** START Input material **

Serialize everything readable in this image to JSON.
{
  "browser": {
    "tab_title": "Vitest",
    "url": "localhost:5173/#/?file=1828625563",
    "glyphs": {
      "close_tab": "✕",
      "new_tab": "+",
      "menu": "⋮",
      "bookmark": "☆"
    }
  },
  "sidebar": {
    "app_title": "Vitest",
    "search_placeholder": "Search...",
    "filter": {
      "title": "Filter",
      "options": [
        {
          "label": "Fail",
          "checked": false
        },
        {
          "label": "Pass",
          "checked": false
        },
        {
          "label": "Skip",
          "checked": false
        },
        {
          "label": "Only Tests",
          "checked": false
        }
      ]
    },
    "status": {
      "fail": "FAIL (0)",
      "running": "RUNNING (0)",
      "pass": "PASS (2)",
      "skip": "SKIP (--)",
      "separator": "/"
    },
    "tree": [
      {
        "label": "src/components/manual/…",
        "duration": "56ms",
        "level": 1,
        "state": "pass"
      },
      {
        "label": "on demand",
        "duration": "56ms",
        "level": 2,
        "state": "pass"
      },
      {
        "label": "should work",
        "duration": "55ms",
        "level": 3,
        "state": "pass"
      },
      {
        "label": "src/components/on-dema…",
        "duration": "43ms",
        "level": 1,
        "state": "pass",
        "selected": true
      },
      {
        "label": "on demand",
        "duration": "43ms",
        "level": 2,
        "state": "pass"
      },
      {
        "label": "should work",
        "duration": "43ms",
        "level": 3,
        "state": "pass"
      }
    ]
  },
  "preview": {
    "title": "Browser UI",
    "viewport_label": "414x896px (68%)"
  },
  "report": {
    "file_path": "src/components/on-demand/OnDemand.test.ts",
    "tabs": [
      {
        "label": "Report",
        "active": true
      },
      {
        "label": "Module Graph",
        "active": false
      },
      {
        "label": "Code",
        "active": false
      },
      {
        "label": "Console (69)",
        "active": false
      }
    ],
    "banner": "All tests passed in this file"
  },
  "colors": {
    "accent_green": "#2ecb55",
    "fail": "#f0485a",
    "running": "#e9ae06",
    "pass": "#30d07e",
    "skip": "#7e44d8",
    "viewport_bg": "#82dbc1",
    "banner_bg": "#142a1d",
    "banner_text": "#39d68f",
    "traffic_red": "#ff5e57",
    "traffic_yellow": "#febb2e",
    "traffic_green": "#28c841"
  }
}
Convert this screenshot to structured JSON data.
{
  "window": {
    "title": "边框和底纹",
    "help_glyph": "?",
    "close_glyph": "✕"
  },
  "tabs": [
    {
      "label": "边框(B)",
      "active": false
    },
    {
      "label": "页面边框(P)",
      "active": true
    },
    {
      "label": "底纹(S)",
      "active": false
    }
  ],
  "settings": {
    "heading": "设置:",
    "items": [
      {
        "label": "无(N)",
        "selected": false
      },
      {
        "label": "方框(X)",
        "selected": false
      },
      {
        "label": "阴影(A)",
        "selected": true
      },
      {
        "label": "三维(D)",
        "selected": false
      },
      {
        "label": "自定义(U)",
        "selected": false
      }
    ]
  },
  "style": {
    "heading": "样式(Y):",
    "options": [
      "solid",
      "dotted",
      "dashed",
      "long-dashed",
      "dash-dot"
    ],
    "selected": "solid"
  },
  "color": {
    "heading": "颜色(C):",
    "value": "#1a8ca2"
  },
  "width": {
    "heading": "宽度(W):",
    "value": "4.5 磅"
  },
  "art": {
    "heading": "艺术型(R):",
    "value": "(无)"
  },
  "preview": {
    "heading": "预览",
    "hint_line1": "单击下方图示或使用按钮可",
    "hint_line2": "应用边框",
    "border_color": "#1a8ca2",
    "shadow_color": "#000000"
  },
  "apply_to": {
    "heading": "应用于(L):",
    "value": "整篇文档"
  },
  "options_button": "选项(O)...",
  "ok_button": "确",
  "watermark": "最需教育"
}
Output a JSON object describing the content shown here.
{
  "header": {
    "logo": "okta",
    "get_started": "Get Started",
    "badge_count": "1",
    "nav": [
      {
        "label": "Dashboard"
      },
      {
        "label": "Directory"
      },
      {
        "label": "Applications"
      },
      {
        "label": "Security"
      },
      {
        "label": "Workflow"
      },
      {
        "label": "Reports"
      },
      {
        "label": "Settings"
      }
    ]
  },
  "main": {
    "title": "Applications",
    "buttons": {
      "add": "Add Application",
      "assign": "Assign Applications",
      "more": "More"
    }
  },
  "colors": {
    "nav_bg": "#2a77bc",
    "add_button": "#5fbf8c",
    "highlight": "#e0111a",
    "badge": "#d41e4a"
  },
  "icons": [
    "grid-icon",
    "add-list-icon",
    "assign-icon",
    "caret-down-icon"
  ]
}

** END Input material **

What is asked :: Work out how many lines in the entries hold the string "JSON". Your answer should consist solely of that number.

Result for this task :: 3